-- TASK DIRECTIONS --
Return the number of lines that include the string "populates", without any other text.

## begin DATA SHOWN

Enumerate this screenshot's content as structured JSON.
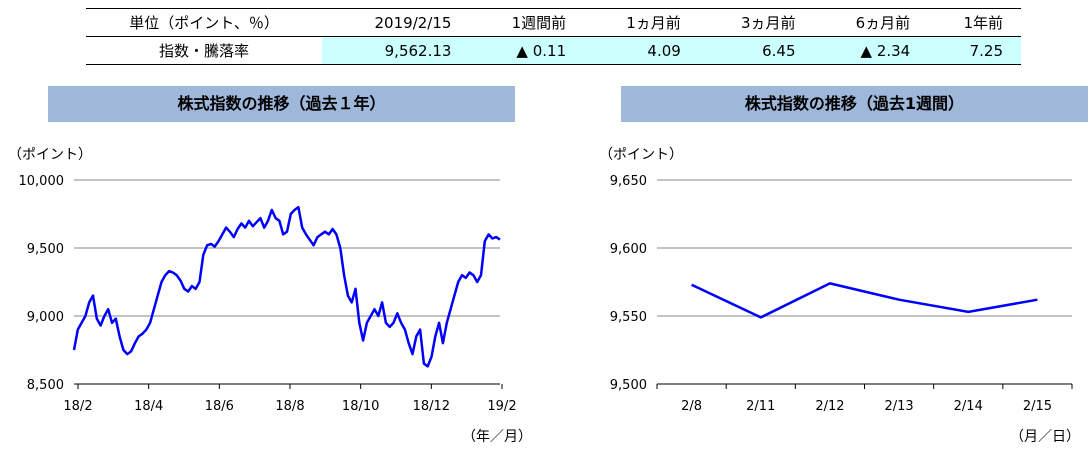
{
  "table": {
    "headers": [
      "単位（ポイント、％）",
      "2019/2/15",
      "1週間前",
      "1ヵ月前",
      "3ヵ月前",
      "6ヵ月前",
      "1年前"
    ],
    "row_label": "指数・騰落率",
    "values": [
      "9,562.13",
      "▲ 0.11",
      "4.09",
      "6.45",
      "▲ 2.34",
      "7.25"
    ]
  },
  "colors": {
    "line": "#0000ff",
    "title_bg": "#9fb7d9",
    "value_bg": "#ccffff"
  },
  "chart_data": [
    {
      "type": "line",
      "title": "株式指数の推移（過去１年）",
      "ylabel": "（ポイント）",
      "xlabel": "（年／月）",
      "ylim": [
        8500,
        10000
      ],
      "yticks": [
        8500,
        9000,
        9500,
        10000
      ],
      "ytick_labels": [
        "8,500",
        "9,000",
        "9,500",
        "10,000"
      ],
      "xtick_labels": [
        "18/2",
        "18/4",
        "18/6",
        "18/8",
        "18/10",
        "18/12",
        "19/2"
      ],
      "grid": true,
      "series": [
        {
          "values": [
            8750,
            8900,
            8950,
            9000,
            9100,
            9150,
            8980,
            8930,
            9000,
            9050,
            8950,
            8980,
            8850,
            8750,
            8720,
            8740,
            8800,
            8850,
            8870,
            8900,
            8950,
            9050,
            9150,
            9250,
            9300,
            9330,
            9320,
            9300,
            9260,
            9200,
            9180,
            9220,
            9200,
            9250,
            9450,
            9520,
            9530,
            9510,
            9550,
            9600,
            9650,
            9620,
            9580,
            9640,
            9680,
            9650,
            9700,
            9660,
            9690,
            9720,
            9650,
            9700,
            9780,
            9720,
            9700,
            9600,
            9620,
            9750,
            9780,
            9800,
            9650,
            9600,
            9560,
            9520,
            9580,
            9600,
            9620,
            9600,
            9640,
            9600,
            9500,
            9300,
            9150,
            9100,
            9200,
            8950,
            8820,
            8950,
            9000,
            9050,
            9000,
            9100,
            8950,
            8920,
            8950,
            9020,
            8950,
            8900,
            8800,
            8720,
            8850,
            8900,
            8650,
            8630,
            8700,
            8850,
            8950,
            8800,
            8950,
            9050,
            9150,
            9250,
            9300,
            9280,
            9320,
            9300,
            9250,
            9300,
            9550,
            9600,
            9570,
            9580,
            9562
          ]
        }
      ]
    },
    {
      "type": "line",
      "title": "株式指数の推移（過去1週間）",
      "ylabel": "（ポイント）",
      "xlabel": "（月／日）",
      "categories": [
        "2/8",
        "2/11",
        "2/12",
        "2/13",
        "2/14",
        "2/15"
      ],
      "ylim": [
        9500,
        9650
      ],
      "yticks": [
        9500,
        9550,
        9600,
        9650
      ],
      "ytick_labels": [
        "9,500",
        "9,550",
        "9,600",
        "9,650"
      ],
      "grid": true,
      "series": [
        {
          "values": [
            9573,
            9549,
            9574,
            9562,
            9553,
            9562
          ]
        }
      ]
    }
  ]
}
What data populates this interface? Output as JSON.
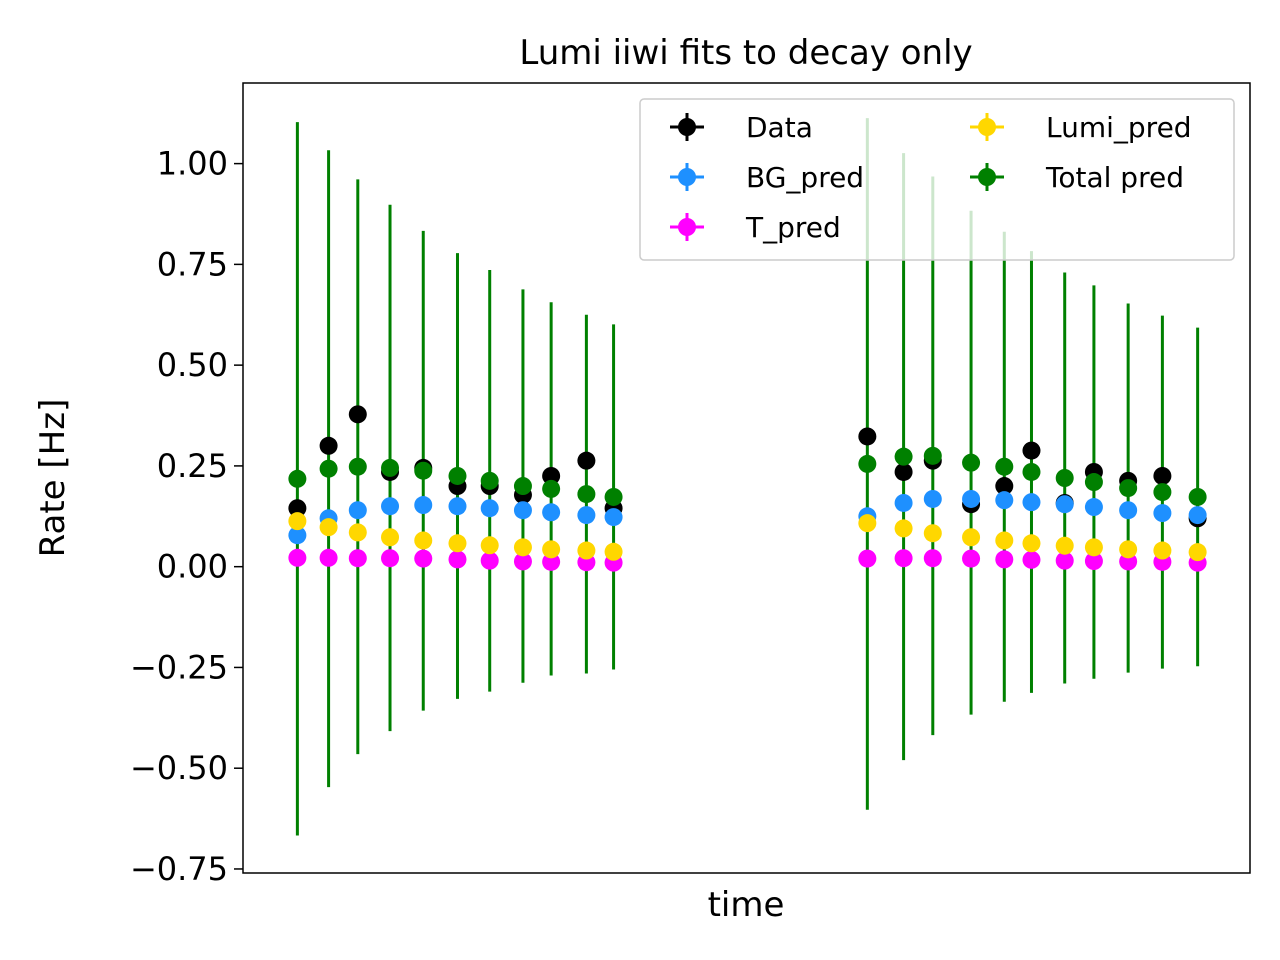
{
  "chart_data": {
    "type": "scatter",
    "title": "Lumi iiwi fits to decay only",
    "xlabel": "time",
    "ylabel": "Rate [Hz]",
    "ylim": [
      -0.76,
      1.2
    ],
    "xlim": [
      0.0,
      1.0
    ],
    "xticks_shown": false,
    "yticks": [
      -0.75,
      -0.5,
      -0.25,
      0.0,
      0.25,
      0.5,
      0.75,
      1.0
    ],
    "ytick_labels": [
      "−0.75",
      "−0.50",
      "−0.25",
      "0.00",
      "0.25",
      "0.50",
      "0.75",
      "1.00"
    ],
    "grid": false,
    "legend": {
      "placement": "top-right",
      "columns": 2
    },
    "x": [
      0.054,
      0.085,
      0.114,
      0.146,
      0.179,
      0.213,
      0.245,
      0.278,
      0.306,
      0.341,
      0.368,
      0.62,
      0.656,
      0.685,
      0.723,
      0.756,
      0.783,
      0.816,
      0.845,
      0.879,
      0.913,
      0.948
    ],
    "series": [
      {
        "name": "Data",
        "color": "#000000",
        "y": [
          0.145,
          0.3,
          0.378,
          0.235,
          0.245,
          0.2,
          0.2,
          0.178,
          0.225,
          0.263,
          0.145,
          0.323,
          0.235,
          0.263,
          0.155,
          0.2,
          0.288,
          0.158,
          0.235,
          0.213,
          0.225,
          0.12
        ]
      },
      {
        "name": "BG_pred",
        "color": "#1e90ff",
        "y": [
          0.078,
          0.12,
          0.14,
          0.15,
          0.153,
          0.15,
          0.145,
          0.14,
          0.135,
          0.128,
          0.123,
          0.125,
          0.158,
          0.168,
          0.168,
          0.165,
          0.16,
          0.155,
          0.148,
          0.14,
          0.133,
          0.128
        ]
      },
      {
        "name": "T_pred",
        "color": "#ff00ff",
        "y": [
          0.022,
          0.022,
          0.021,
          0.021,
          0.02,
          0.018,
          0.015,
          0.013,
          0.012,
          0.011,
          0.01,
          0.02,
          0.021,
          0.021,
          0.02,
          0.018,
          0.017,
          0.015,
          0.014,
          0.013,
          0.012,
          0.01
        ]
      },
      {
        "name": "Lumi_pred",
        "color": "#ffd700",
        "y": [
          0.113,
          0.098,
          0.085,
          0.073,
          0.065,
          0.058,
          0.053,
          0.048,
          0.043,
          0.04,
          0.037,
          0.108,
          0.095,
          0.083,
          0.073,
          0.065,
          0.058,
          0.052,
          0.048,
          0.043,
          0.04,
          0.036
        ]
      },
      {
        "name": "Total pred",
        "color": "#008000",
        "y": [
          0.218,
          0.243,
          0.248,
          0.245,
          0.238,
          0.225,
          0.213,
          0.2,
          0.193,
          0.18,
          0.173,
          0.255,
          0.273,
          0.275,
          0.258,
          0.248,
          0.235,
          0.22,
          0.21,
          0.195,
          0.185,
          0.173
        ],
        "yerr": [
          0.885,
          0.79,
          0.713,
          0.653,
          0.595,
          0.553,
          0.523,
          0.488,
          0.463,
          0.445,
          0.428,
          0.858,
          0.753,
          0.693,
          0.625,
          0.583,
          0.548,
          0.51,
          0.488,
          0.458,
          0.438,
          0.42
        ]
      }
    ]
  }
}
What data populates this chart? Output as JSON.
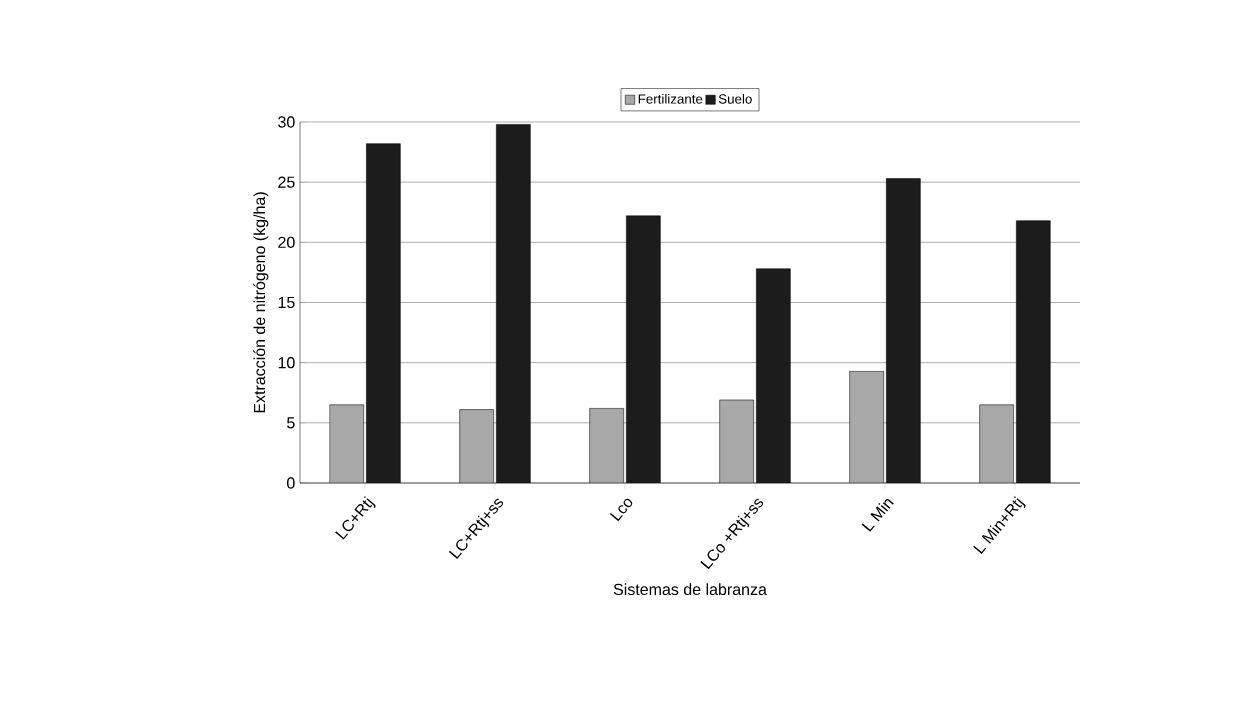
{
  "chart_data": {
    "type": "bar",
    "xlabel": "Sistemas de labranza",
    "ylabel": "Extracción de nitrógeno (kg/ha)",
    "categories": [
      "LC+Rtj",
      "LC+Rtj+ss",
      "Lco",
      "LCo +Rtj+ss",
      "L Min",
      "L Min+Rtj"
    ],
    "series": [
      {
        "name": "Fertilizante",
        "color": "#a8a8a8",
        "values": [
          6.5,
          6.1,
          6.2,
          6.9,
          9.3,
          6.5
        ]
      },
      {
        "name": "Suelo",
        "color": "#1c1c1c",
        "values": [
          28.2,
          29.8,
          22.2,
          17.8,
          25.3,
          21.8
        ]
      }
    ],
    "ylim": [
      0,
      30
    ],
    "yticks": [
      0,
      5,
      10,
      15,
      20,
      25,
      30
    ],
    "grid": "y",
    "legend": "top"
  }
}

## end DATA SHOWN

-- SOLUTION FOR THIS TASK --
2